What you need to do:
Keep every line where the word "values" appears; drop the rest.

Figure collection entries:
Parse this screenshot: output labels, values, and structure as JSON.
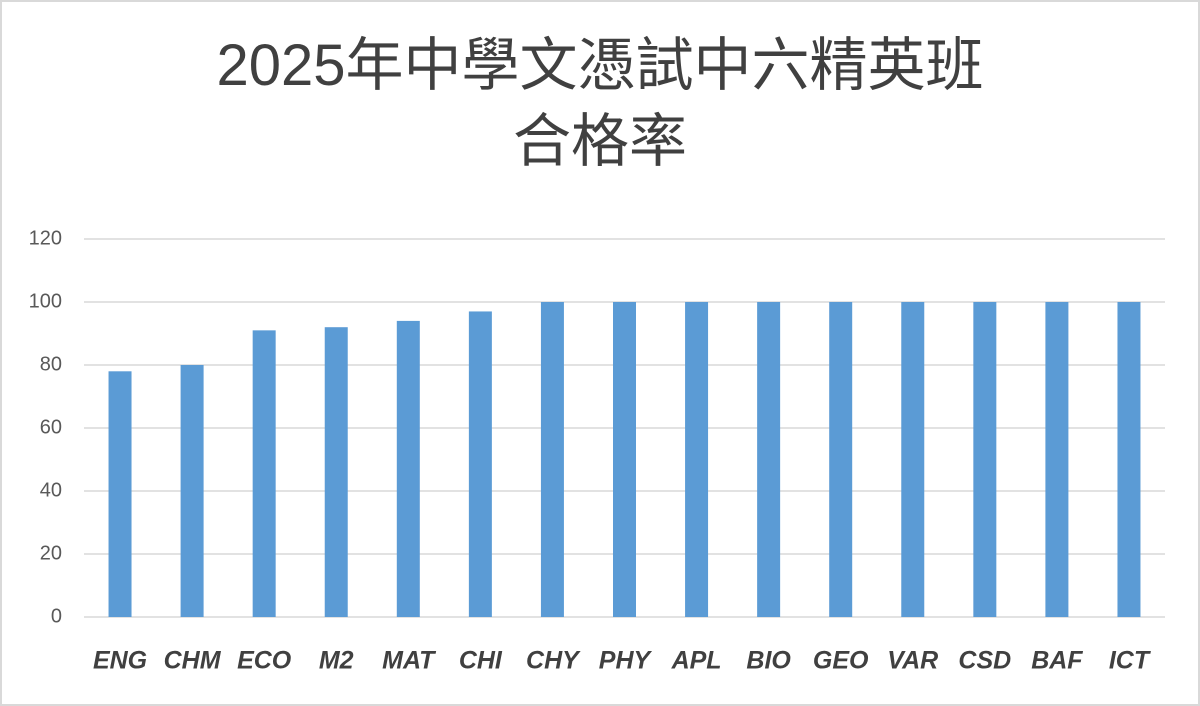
{
  "chart_data": {
    "type": "bar",
    "title": "2025年中學文憑試中六精英班\n合格率",
    "categories": [
      "ENG",
      "CHM",
      "ECO",
      "M2",
      "MAT",
      "CHI",
      "CHY",
      "PHY",
      "APL",
      "BIO",
      "GEO",
      "VAR",
      "CSD",
      "BAF",
      "ICT"
    ],
    "values": [
      78,
      80,
      91,
      92,
      94,
      97,
      100,
      100,
      100,
      100,
      100,
      100,
      100,
      100,
      100
    ],
    "color": "#5b9bd5",
    "ylim": [
      0,
      120
    ],
    "yticks": [
      0,
      20,
      40,
      60,
      80,
      100,
      120
    ],
    "grid": true
  }
}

Finished answer:
Parse this screenshot: output labels, values, and structure as JSON.
    "values": [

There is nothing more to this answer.